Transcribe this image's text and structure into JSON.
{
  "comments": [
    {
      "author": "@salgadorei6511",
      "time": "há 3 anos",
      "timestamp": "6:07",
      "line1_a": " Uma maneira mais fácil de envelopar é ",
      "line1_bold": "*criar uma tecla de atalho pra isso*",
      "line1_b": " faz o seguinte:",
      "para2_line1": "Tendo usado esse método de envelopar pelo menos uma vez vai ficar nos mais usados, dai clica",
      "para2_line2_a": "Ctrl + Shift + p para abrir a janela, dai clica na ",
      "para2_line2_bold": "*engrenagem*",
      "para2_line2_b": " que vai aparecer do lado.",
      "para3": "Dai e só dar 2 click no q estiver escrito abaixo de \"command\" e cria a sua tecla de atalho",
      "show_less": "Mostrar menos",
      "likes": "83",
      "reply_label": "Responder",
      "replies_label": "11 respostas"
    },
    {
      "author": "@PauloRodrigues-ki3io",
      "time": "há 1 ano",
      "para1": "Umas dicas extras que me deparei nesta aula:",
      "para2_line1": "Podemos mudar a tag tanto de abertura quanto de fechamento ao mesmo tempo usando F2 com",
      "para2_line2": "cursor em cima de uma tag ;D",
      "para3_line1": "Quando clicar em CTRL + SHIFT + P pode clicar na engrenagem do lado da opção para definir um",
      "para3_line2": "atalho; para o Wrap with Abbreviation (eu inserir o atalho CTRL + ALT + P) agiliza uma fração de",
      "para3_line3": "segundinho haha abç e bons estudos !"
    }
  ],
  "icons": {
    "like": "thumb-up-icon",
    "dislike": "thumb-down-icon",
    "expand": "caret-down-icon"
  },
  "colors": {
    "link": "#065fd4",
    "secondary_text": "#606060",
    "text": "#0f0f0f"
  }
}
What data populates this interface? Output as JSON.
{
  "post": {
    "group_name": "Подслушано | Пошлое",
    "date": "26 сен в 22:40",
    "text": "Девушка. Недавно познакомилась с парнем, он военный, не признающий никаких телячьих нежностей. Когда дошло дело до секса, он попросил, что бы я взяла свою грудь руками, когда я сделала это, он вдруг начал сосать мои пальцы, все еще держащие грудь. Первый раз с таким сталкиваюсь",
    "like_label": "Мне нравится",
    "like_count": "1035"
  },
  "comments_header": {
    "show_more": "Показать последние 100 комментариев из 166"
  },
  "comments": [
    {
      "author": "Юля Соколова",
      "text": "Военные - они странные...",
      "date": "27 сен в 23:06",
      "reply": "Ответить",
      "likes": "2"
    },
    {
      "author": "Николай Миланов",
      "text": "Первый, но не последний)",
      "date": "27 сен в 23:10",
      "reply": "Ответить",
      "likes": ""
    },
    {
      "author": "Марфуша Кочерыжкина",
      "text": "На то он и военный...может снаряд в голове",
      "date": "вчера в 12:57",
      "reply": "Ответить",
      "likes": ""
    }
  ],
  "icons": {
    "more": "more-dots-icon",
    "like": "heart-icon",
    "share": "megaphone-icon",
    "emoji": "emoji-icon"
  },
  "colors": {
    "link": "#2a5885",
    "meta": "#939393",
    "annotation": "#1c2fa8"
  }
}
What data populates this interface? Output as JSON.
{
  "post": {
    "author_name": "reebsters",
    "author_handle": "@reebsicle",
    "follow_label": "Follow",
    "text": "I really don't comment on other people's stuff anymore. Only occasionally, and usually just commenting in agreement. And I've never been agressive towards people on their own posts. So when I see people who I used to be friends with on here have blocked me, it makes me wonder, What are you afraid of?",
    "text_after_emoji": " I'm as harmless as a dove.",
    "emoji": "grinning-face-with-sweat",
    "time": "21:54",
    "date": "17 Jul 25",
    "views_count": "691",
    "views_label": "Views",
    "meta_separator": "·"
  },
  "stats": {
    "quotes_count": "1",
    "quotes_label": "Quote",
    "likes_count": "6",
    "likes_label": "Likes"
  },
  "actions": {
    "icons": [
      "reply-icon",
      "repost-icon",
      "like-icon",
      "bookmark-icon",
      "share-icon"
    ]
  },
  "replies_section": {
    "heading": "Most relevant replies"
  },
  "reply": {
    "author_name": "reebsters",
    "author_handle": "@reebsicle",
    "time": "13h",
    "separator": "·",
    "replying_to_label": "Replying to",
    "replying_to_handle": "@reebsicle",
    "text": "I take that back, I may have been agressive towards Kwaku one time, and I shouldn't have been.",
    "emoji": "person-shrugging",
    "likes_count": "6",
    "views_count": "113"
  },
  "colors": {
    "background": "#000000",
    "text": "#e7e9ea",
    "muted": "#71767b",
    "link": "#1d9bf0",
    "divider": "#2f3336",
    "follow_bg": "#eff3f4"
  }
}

+ + + + + + +

Identify the lines of the entries containing the string "agressive". Copy each such line.

> _Answer to the exercise_:
    "text": "I really don't comment on other people's stuff anymore. Only occasionally, and usually just commenting in agreement. And I've never been agressive towards people on their own posts. So when I see people who I used to be friends with on here have blocked me, it makes me wonder, What are you afraid of?",
    "text": "I take that back, I may have been agressive towards Kwaku one time, and I shouldn't have been.",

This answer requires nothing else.